──────── Record set ────────

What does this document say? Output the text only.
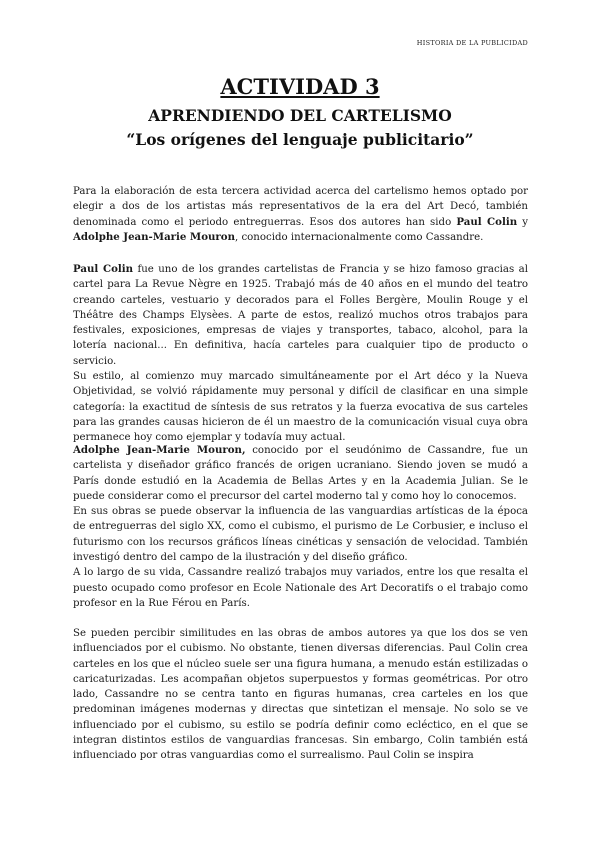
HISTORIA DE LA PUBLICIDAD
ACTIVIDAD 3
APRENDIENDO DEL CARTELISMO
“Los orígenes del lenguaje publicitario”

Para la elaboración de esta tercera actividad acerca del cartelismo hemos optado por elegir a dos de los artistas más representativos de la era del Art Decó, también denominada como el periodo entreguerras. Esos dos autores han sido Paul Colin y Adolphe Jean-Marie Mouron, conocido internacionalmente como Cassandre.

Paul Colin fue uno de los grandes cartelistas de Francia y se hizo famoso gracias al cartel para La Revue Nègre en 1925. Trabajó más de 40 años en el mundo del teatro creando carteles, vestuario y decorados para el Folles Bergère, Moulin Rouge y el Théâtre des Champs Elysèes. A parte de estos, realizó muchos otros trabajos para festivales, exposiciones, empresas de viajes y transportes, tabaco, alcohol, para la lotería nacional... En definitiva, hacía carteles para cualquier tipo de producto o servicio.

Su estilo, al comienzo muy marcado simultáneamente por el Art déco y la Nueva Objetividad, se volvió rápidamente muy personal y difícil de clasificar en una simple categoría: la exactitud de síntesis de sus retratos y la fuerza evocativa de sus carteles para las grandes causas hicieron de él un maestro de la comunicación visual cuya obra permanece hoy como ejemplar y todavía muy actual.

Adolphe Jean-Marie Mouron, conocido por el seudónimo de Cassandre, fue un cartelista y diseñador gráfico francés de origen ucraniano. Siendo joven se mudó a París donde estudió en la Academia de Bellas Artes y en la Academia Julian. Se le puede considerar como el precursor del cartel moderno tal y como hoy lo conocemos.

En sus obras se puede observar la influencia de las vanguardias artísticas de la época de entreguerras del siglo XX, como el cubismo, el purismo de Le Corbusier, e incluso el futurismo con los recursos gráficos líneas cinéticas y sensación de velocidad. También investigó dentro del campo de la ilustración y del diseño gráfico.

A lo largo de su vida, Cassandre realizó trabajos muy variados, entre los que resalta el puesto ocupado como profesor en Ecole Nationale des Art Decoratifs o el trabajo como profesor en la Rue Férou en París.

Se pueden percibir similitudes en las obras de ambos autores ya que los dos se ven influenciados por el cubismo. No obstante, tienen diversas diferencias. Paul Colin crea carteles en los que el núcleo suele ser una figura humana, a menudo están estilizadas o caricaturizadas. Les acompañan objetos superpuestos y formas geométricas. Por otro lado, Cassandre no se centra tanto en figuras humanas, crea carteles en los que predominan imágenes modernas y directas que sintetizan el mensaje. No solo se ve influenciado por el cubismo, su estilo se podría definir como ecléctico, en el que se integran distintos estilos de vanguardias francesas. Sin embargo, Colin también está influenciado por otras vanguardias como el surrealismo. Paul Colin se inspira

────────
──────── Record set ────────

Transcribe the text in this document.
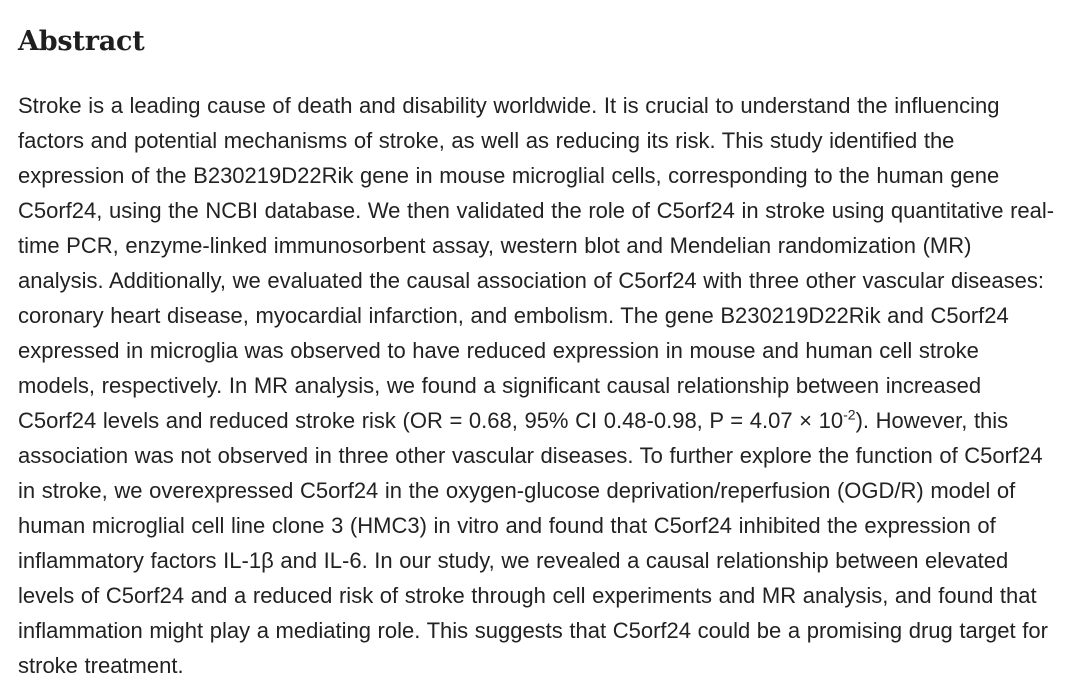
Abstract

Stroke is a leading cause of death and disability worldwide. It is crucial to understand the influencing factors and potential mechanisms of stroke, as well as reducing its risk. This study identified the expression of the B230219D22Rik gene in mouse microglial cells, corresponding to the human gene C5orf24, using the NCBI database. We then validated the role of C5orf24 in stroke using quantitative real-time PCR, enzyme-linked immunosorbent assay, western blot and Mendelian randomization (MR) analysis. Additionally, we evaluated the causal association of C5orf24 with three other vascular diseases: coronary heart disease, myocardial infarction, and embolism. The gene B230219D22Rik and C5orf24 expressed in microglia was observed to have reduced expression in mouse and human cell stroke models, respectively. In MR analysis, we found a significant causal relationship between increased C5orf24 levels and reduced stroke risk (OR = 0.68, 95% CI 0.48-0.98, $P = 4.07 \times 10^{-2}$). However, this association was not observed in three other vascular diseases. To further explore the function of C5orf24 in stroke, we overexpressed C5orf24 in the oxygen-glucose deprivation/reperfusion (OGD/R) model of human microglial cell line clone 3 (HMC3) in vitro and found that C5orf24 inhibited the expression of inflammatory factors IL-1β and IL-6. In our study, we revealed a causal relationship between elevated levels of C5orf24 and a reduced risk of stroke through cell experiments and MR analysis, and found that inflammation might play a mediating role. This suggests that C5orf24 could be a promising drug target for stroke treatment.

────────

Return the lines above that include the string "text".

▸ **Output for this exercise**
What does this document say? Output the text only.
Transcribe the text in this document.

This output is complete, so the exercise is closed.